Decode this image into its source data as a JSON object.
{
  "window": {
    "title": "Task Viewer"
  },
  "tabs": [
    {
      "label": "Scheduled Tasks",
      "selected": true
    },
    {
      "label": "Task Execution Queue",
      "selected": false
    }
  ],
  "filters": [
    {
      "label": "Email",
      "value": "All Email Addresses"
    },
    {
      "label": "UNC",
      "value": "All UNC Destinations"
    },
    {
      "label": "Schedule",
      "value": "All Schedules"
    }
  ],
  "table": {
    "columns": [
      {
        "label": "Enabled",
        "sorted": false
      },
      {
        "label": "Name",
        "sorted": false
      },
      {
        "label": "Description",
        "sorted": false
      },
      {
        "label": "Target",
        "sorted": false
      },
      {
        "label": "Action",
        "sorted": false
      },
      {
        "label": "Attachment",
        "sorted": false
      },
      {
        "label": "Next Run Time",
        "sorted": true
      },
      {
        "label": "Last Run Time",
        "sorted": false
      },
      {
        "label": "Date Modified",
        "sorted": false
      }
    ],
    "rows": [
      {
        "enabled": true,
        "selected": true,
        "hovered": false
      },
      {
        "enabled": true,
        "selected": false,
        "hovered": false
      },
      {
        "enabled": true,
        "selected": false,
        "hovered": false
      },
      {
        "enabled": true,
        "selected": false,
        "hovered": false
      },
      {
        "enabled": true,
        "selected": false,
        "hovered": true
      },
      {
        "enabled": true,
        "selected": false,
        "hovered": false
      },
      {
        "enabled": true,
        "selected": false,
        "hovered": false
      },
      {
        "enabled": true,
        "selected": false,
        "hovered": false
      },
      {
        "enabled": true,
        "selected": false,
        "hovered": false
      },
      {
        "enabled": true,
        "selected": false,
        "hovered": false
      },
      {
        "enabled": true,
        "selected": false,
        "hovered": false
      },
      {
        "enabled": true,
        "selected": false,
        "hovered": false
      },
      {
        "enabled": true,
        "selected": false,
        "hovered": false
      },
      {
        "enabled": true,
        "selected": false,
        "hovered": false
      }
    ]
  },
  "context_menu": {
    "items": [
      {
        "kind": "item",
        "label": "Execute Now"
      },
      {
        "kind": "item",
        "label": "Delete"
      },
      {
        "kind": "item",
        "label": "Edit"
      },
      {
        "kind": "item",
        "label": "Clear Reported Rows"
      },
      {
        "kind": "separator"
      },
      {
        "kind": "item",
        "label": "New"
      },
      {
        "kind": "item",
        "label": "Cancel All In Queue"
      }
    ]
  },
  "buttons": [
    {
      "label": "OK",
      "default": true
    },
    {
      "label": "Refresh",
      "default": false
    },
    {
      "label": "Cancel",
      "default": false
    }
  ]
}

■ WRITTEN REQUEST ■
Please list every line of the records that contains "Time".

■ SOLUTION TO THE EXERCISE ■
        "label": "Next Run Time",
        "label": "Last Run Time",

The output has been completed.